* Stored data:

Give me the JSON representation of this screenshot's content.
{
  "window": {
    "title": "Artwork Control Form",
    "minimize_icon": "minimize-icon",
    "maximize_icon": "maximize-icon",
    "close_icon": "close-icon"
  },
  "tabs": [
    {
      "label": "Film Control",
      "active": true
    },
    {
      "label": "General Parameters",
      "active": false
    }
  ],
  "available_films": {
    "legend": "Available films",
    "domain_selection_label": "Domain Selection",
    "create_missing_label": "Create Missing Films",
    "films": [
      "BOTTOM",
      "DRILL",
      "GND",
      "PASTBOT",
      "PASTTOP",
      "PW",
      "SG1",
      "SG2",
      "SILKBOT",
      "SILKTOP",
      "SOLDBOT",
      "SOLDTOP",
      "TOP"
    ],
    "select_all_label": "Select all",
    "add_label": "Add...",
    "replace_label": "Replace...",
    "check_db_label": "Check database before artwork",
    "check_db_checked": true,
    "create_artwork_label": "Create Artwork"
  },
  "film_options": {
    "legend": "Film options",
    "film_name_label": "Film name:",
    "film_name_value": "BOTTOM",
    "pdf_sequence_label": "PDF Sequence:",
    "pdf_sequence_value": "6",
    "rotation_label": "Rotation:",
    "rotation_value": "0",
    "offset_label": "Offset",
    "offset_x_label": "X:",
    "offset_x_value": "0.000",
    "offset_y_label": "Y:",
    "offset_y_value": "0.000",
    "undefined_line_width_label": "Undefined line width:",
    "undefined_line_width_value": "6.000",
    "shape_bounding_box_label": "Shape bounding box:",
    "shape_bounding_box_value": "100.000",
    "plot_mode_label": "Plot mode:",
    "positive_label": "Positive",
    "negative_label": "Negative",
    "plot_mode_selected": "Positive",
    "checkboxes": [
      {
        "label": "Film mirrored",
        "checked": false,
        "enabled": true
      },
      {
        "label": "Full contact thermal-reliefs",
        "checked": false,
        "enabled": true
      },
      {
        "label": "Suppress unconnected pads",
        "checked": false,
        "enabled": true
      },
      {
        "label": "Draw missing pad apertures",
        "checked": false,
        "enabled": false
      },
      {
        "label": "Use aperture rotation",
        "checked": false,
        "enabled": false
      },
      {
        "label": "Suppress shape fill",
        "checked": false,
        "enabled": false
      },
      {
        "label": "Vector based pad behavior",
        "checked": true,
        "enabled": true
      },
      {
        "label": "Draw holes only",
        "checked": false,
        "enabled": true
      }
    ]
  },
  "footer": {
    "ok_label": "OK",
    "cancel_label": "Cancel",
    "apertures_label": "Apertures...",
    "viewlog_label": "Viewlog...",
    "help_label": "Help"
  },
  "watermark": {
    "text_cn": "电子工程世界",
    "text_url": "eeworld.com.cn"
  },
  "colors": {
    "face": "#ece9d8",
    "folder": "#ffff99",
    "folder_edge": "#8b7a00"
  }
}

* Short problem:
Collect the complete line wherever the string "Positive" appears in the records.

* Finished answer:
    "positive_label": "Positive",
    "plot_mode_selected": "Positive",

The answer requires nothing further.